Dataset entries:

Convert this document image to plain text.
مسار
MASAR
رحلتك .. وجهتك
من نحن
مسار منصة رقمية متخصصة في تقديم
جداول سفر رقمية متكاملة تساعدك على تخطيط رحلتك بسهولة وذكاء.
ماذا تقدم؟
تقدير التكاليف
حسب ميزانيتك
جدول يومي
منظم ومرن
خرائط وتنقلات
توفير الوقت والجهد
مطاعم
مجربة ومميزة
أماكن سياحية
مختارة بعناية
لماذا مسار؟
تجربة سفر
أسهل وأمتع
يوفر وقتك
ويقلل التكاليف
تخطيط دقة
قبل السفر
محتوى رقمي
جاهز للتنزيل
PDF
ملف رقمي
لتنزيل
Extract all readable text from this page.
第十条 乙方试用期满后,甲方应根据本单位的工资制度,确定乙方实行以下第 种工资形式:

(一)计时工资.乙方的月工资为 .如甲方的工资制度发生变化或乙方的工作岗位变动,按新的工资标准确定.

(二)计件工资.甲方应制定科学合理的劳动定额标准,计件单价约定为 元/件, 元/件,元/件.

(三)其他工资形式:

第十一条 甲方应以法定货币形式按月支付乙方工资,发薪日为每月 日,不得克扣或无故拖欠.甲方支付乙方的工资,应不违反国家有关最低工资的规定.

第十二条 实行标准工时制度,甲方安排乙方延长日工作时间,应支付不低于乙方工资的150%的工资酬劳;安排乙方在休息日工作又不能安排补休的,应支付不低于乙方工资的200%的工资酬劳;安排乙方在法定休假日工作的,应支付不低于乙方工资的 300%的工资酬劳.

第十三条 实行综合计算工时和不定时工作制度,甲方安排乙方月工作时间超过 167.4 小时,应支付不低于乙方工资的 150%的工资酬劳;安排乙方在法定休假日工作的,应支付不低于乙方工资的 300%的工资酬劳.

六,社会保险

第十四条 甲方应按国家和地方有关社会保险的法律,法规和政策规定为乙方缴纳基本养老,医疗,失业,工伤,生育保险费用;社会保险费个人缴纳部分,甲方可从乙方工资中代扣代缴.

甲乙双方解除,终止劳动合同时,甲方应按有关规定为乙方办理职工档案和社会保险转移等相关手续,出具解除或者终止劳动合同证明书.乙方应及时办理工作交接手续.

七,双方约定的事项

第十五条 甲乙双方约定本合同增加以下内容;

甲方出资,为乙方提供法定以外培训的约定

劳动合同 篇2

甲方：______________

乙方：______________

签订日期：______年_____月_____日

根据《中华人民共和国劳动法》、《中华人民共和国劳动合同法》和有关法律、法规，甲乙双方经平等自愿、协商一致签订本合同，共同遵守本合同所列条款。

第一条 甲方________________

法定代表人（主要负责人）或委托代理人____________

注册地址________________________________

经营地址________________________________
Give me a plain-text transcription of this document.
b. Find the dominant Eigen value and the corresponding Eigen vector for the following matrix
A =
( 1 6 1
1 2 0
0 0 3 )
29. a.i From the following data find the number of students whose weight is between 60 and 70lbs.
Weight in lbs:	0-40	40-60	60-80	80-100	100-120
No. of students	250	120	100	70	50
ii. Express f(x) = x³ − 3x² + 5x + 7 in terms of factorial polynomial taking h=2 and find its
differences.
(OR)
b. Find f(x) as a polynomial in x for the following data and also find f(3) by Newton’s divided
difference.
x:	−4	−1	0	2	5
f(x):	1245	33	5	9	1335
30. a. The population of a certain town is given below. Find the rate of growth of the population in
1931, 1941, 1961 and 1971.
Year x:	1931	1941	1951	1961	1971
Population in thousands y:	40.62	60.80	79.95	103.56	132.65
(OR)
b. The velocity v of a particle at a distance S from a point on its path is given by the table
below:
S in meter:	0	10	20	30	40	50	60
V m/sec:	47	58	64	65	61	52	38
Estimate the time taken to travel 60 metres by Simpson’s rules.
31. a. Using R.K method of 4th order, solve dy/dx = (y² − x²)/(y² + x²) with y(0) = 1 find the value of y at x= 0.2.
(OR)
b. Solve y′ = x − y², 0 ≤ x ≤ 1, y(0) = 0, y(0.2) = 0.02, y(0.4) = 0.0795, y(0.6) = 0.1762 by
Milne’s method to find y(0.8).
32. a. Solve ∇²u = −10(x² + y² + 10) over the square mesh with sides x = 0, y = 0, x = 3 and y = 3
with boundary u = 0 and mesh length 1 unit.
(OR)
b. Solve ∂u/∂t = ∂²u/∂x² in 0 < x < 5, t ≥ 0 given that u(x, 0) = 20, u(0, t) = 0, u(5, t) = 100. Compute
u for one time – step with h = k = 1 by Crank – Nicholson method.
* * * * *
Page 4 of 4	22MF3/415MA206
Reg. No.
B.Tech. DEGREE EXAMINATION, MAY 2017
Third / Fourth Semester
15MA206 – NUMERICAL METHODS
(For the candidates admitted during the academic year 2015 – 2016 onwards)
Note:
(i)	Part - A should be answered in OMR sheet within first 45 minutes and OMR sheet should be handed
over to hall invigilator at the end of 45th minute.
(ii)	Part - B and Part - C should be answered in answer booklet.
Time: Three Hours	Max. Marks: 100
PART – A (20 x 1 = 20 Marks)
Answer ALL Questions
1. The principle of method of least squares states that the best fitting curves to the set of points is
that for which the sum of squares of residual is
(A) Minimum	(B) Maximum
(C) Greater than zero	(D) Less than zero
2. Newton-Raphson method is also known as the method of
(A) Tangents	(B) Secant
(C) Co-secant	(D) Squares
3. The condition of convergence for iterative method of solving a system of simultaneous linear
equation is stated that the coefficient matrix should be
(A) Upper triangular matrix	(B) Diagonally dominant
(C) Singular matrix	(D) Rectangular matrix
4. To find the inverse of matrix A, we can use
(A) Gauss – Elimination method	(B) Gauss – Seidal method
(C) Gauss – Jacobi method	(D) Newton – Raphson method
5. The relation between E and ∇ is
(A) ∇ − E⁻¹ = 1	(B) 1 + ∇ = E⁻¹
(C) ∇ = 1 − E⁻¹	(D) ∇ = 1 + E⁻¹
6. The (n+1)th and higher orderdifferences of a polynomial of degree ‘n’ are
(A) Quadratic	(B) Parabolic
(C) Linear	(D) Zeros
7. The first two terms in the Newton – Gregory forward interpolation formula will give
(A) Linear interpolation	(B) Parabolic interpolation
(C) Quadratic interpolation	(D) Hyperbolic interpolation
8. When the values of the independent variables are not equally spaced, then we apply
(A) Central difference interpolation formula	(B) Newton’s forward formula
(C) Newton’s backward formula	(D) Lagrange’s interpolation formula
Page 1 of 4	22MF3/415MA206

**Written exercise**
The whole listing above needs to be written out again exactly.

**Solution for this exercise**
Convert this document image to plain text.
مسار
MASAR
رحلتك .. وجهتك
من نحن
مسار منصة رقمية متخصصة في تقديم
جداول سفر رقمية متكاملة تساعدك على تخطيط رحلتك بسهولة وذكاء.
ماذا تقدم؟
تقدير التكاليف
حسب ميزانيتك
جدول يومي
منظم ومرن
خرائط وتنقلات
توفير الوقت والجهد
مطاعم
مجربة ومميزة
أماكن سياحية
مختارة بعناية
لماذا مسار؟
تجربة سفر
أسهل وأمتع
يوفر وقتك
ويقلل التكاليف
تخطيط دقة
قبل السفر
محتوى رقمي
جاهز للتنزيل
PDF
ملف رقمي
لتنزيل
Extract all readable text from this page.
第十条 乙方试用期满后,甲方应根据本单位的工资制度,确定乙方实行以下第 种工资形式:

(一)计时工资.乙方的月工资为 .如甲方的工资制度发生变化或乙方的工作岗位变动,按新的工资标准确定.

(二)计件工资.甲方应制定科学合理的劳动定额标准,计件单价约定为 元/件, 元/件,元/件.

(三)其他工资形式:

第十一条 甲方应以法定货币形式按月支付乙方工资,发薪日为每月 日,不得克扣或无故拖欠.甲方支付乙方的工资,应不违反国家有关最低工资的规定.

第十二条 实行标准工时制度,甲方安排乙方延长日工作时间,应支付不低于乙方工资的150%的工资酬劳;安排乙方在休息日工作又不能安排补休的,应支付不低于乙方工资的200%的工资酬劳;安排乙方在法定休假日工作的,应支付不低于乙方工资的 300%的工资酬劳.

第十三条 实行综合计算工时和不定时工作制度,甲方安排乙方月工作时间超过 167.4 小时,应支付不低于乙方工资的 150%的工资酬劳;安排乙方在法定休假日工作的,应支付不低于乙方工资的 300%的工资酬劳.

六,社会保险

第十四条 甲方应按国家和地方有关社会保险的法律,法规和政策规定为乙方缴纳基本养老,医疗,失业,工伤,生育保险费用;社会保险费个人缴纳部分,甲方可从乙方工资中代扣代缴.

甲乙双方解除,终止劳动合同时,甲方应按有关规定为乙方办理职工档案和社会保险转移等相关手续,出具解除或者终止劳动合同证明书.乙方应及时办理工作交接手续.

七,双方约定的事项

第十五条 甲乙双方约定本合同增加以下内容;

甲方出资,为乙方提供法定以外培训的约定

劳动合同 篇2

甲方：______________

乙方：______________

签订日期：______年_____月_____日

根据《中华人民共和国劳动法》、《中华人民共和国劳动合同法》和有关法律、法规，甲乙双方经平等自愿、协商一致签订本合同，共同遵守本合同所列条款。

第一条 甲方________________

法定代表人（主要负责人）或委托代理人____________

注册地址________________________________

经营地址________________________________
Give me a plain-text transcription of this document.
b. Find the dominant Eigen value and the corresponding Eigen vector for the following matrix
A =
( 1 6 1
1 2 0
0 0 3 )
29. a.i From the following data find the number of students whose weight is between 60 and 70lbs.
Weight in lbs:	0-40	40-60	60-80	80-100	100-120
No. of students	250	120	100	70	50
ii. Express f(x) = x³ − 3x² + 5x + 7 in terms of factorial polynomial taking h=2 and find its
differences.
(OR)
b. Find f(x) as a polynomial in x for the following data and also find f(3) by Newton’s divided
difference.
x:	−4	−1	0	2	5
f(x):	1245	33	5	9	1335
30. a. The population of a certain town is given below. Find the rate of growth of the population in
1931, 1941, 1961 and 1971.
Year x:	1931	1941	1951	1961	1971
Population in thousands y:	40.62	60.80	79.95	103.56	132.65
(OR)
b. The velocity v of a particle at a distance S from a point on its path is given by the table
below:
S in meter:	0	10	20	30	40	50	60
V m/sec:	47	58	64	65	61	52	38
Estimate the time taken to travel 60 metres by Simpson’s rules.
31. a. Using R.K method of 4th order, solve dy/dx = (y² − x²)/(y² + x²) with y(0) = 1 find the value of y at x= 0.2.
(OR)
b. Solve y′ = x − y², 0 ≤ x ≤ 1, y(0) = 0, y(0.2) = 0.02, y(0.4) = 0.0795, y(0.6) = 0.1762 by
Milne’s method to find y(0.8).
32. a. Solve ∇²u = −10(x² + y² + 10) over the square mesh with sides x = 0, y = 0, x = 3 and y = 3
with boundary u = 0 and mesh length 1 unit.
(OR)
b. Solve ∂u/∂t = ∂²u/∂x² in 0 < x < 5, t ≥ 0 given that u(x, 0) = 20, u(0, t) = 0, u(5, t) = 100. Compute
u for one time – step with h = k = 1 by Crank – Nicholson method.
* * * * *
Page 4 of 4	22MF3/415MA206
Reg. No.
B.Tech. DEGREE EXAMINATION, MAY 2017
Third / Fourth Semester
15MA206 – NUMERICAL METHODS
(For the candidates admitted during the academic year 2015 – 2016 onwards)
Note:
(i)	Part - A should be answered in OMR sheet within first 45 minutes and OMR sheet should be handed
over to hall invigilator at the end of 45th minute.
(ii)	Part - B and Part - C should be answered in answer booklet.
Time: Three Hours	Max. Marks: 100
PART – A (20 x 1 = 20 Marks)
Answer ALL Questions
1. The principle of method of least squares states that the best fitting curves to the set of points is
that for which the sum of squares of residual is
(A) Minimum	(B) Maximum
(C) Greater than zero	(D) Less than zero
2. Newton-Raphson method is also known as the method of
(A) Tangents	(B) Secant
(C) Co-secant	(D) Squares
3. The condition of convergence for iterative method of solving a system of simultaneous linear
equation is stated that the coefficient matrix should be
(A) Upper triangular matrix	(B) Diagonally dominant
(C) Singular matrix	(D) Rectangular matrix
4. To find the inverse of matrix A, we can use
(A) Gauss – Elimination method	(B) Gauss – Seidal method
(C) Gauss – Jacobi method	(D) Newton – Raphson method
5. The relation between E and ∇ is
(A) ∇ − E⁻¹ = 1	(B) 1 + ∇ = E⁻¹
(C) ∇ = 1 − E⁻¹	(D) ∇ = 1 + E⁻¹
6. The (n+1)th and higher orderdifferences of a polynomial of degree ‘n’ are
(A) Quadratic	(B) Parabolic
(C) Linear	(D) Zeros
7. The first two terms in the Newton – Gregory forward interpolation formula will give
(A) Linear interpolation	(B) Parabolic interpolation
(C) Quadratic interpolation	(D) Hyperbolic interpolation
8. When the values of the independent variables are not equally spaced, then we apply
(A) Central difference interpolation formula	(B) Newton’s forward formula
(C) Newton’s backward formula	(D) Lagrange’s interpolation formula
Page 1 of 4	22MF3/415MA206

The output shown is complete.